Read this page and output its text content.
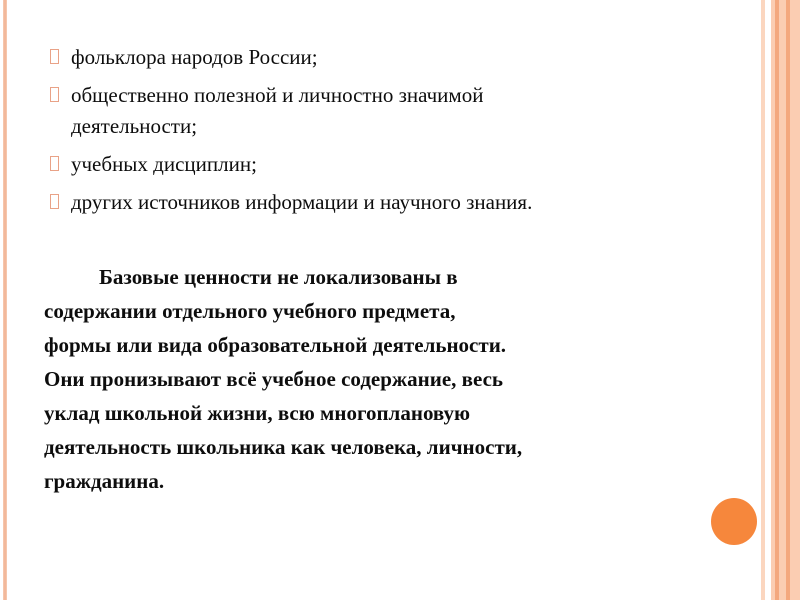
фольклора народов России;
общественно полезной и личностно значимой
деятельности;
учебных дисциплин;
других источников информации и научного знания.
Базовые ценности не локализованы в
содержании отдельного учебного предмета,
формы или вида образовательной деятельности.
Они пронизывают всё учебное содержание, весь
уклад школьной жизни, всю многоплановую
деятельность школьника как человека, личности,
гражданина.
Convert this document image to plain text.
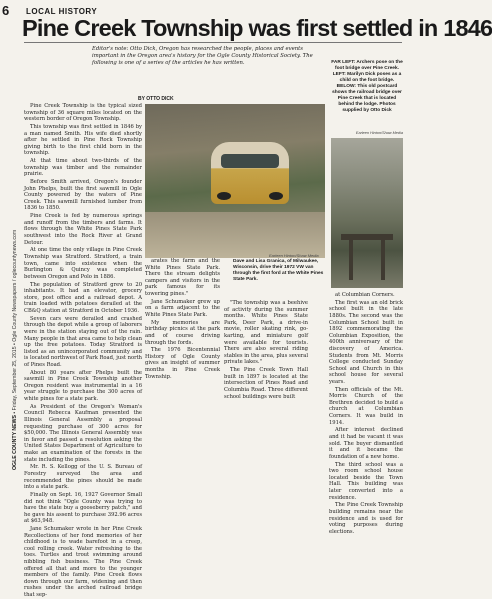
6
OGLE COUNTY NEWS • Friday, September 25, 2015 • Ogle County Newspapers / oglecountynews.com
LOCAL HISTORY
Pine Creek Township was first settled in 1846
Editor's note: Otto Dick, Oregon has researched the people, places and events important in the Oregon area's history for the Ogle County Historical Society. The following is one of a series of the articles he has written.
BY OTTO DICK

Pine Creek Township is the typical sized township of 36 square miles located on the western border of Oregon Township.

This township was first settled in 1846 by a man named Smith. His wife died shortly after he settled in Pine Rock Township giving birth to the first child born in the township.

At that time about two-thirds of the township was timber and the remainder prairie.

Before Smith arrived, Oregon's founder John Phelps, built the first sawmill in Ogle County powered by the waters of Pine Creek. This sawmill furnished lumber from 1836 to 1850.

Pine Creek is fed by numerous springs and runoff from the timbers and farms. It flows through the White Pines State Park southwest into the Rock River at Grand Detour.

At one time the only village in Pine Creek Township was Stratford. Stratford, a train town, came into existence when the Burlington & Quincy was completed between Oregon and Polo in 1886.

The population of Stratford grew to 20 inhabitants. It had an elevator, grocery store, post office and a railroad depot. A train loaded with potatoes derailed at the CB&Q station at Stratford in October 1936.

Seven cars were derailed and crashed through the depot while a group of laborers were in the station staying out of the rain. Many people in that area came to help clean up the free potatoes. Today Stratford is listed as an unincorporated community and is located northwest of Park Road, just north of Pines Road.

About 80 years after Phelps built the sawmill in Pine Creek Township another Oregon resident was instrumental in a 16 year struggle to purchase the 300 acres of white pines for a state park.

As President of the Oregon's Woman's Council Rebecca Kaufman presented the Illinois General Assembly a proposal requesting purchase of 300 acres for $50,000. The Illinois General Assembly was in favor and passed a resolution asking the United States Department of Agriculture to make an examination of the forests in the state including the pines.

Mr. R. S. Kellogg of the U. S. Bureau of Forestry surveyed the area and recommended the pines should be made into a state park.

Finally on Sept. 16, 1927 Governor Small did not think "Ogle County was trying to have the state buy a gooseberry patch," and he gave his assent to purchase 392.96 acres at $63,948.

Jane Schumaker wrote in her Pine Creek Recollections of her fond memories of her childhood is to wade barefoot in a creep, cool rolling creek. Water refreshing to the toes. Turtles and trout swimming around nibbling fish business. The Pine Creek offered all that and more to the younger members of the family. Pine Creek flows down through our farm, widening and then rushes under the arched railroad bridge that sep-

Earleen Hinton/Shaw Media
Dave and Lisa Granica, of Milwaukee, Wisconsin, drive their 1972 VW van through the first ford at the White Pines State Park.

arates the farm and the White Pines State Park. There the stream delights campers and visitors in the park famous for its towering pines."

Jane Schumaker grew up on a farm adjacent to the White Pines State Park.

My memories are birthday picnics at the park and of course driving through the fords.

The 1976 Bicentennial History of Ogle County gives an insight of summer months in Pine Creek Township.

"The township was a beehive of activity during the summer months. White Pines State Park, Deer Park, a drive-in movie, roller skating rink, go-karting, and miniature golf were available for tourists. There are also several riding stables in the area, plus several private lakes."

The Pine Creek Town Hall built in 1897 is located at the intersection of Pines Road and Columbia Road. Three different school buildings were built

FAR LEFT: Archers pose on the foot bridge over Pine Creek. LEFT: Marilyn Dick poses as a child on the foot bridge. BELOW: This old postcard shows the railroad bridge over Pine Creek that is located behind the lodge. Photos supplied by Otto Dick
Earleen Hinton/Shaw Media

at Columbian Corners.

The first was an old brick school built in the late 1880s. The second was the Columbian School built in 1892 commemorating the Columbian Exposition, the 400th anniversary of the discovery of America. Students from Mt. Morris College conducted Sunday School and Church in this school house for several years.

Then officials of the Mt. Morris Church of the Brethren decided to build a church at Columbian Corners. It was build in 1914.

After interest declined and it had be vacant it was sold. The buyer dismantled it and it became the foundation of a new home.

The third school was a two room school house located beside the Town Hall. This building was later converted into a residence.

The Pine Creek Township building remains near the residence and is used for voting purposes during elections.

________________________

◆ **Task to carry out**: State how many lines of the listing include "Smith", and nothing more.

◆ **Reply to the exercise**: 2